* [Dataset extract]
* Start *

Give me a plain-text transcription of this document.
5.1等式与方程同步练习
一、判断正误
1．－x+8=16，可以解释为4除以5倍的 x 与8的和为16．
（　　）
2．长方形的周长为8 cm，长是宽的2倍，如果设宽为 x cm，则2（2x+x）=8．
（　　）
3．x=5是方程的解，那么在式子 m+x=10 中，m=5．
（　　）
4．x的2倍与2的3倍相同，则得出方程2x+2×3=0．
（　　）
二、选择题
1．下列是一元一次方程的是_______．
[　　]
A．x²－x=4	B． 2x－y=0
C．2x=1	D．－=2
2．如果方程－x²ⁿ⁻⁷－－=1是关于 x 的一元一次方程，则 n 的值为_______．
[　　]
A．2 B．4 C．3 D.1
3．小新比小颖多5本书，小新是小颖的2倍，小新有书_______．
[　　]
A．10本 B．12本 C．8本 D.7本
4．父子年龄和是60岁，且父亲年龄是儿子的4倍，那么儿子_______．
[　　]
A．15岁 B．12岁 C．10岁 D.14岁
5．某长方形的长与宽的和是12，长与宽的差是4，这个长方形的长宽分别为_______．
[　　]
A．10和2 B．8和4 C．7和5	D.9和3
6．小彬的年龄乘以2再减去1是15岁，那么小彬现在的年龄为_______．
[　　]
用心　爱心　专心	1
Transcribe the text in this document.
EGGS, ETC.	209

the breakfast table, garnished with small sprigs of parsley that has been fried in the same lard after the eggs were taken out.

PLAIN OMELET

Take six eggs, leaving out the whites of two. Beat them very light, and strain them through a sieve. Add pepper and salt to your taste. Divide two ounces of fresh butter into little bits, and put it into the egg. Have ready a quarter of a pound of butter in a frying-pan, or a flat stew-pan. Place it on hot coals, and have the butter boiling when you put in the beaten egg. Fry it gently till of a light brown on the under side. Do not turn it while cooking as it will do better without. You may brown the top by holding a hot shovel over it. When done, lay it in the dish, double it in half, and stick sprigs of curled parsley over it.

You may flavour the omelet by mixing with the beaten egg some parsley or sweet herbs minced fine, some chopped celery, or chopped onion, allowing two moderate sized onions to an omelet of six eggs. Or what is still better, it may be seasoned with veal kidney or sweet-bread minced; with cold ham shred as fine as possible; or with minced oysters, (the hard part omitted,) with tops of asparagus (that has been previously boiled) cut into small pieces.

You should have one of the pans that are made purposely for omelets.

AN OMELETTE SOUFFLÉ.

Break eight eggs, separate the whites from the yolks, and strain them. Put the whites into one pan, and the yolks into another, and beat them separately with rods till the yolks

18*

* End *

* [Stated task] Please set down each line of the records exactly as given.

* [Solution to the problem]
Give me a plain-text transcription of this document.
5.1等式与方程同步练习
一、判断正误
1．－x+8=16，可以解释为4除以5倍的 x 与8的和为16．
（　　）
2．长方形的周长为8 cm，长是宽的2倍，如果设宽为 x cm，则2（2x+x）=8．
（　　）
3．x=5是方程的解，那么在式子 m+x=10 中，m=5．
（　　）
4．x的2倍与2的3倍相同，则得出方程2x+2×3=0．
（　　）
二、选择题
1．下列是一元一次方程的是_______．
[　　]
A．x²－x=4	B． 2x－y=0
C．2x=1	D．－=2
2．如果方程－x²ⁿ⁻⁷－－=1是关于 x 的一元一次方程，则 n 的值为_______．
[　　]
A．2 B．4 C．3 D.1
3．小新比小颖多5本书，小新是小颖的2倍，小新有书_______．
[　　]
A．10本 B．12本 C．8本 D.7本
4．父子年龄和是60岁，且父亲年龄是儿子的4倍，那么儿子_______．
[　　]
A．15岁 B．12岁 C．10岁 D.14岁
5．某长方形的长与宽的和是12，长与宽的差是4，这个长方形的长宽分别为_______．
[　　]
A．10和2 B．8和4 C．7和5	D.9和3
6．小彬的年龄乘以2再减去1是15岁，那么小彬现在的年龄为_______．
[　　]
用心　爱心　专心	1
Transcribe the text in this document.
EGGS, ETC.	209

the breakfast table, garnished with small sprigs of parsley that has been fried in the same lard after the eggs were taken out.

PLAIN OMELET

Take six eggs, leaving out the whites of two. Beat them very light, and strain them through a sieve. Add pepper and salt to your taste. Divide two ounces of fresh butter into little bits, and put it into the egg. Have ready a quarter of a pound of butter in a frying-pan, or a flat stew-pan. Place it on hot coals, and have the butter boiling when you put in the beaten egg. Fry it gently till of a light brown on the under side. Do not turn it while cooking as it will do better without. You may brown the top by holding a hot shovel over it. When done, lay it in the dish, double it in half, and stick sprigs of curled parsley over it.

You may flavour the omelet by mixing with the beaten egg some parsley or sweet herbs minced fine, some chopped celery, or chopped onion, allowing two moderate sized onions to an omelet of six eggs. Or what is still better, it may be seasoned with veal kidney or sweet-bread minced; with cold ham shred as fine as possible; or with minced oysters, (the hard part omitted,) with tops of asparagus (that has been previously boiled) cut into small pieces.

You should have one of the pans that are made purposely for omelets.

AN OMELETTE SOUFFLÉ.

Break eight eggs, separate the whites from the yolks, and strain them. Put the whites into one pan, and the yolks into another, and beat them separately with rods till the yolks

18*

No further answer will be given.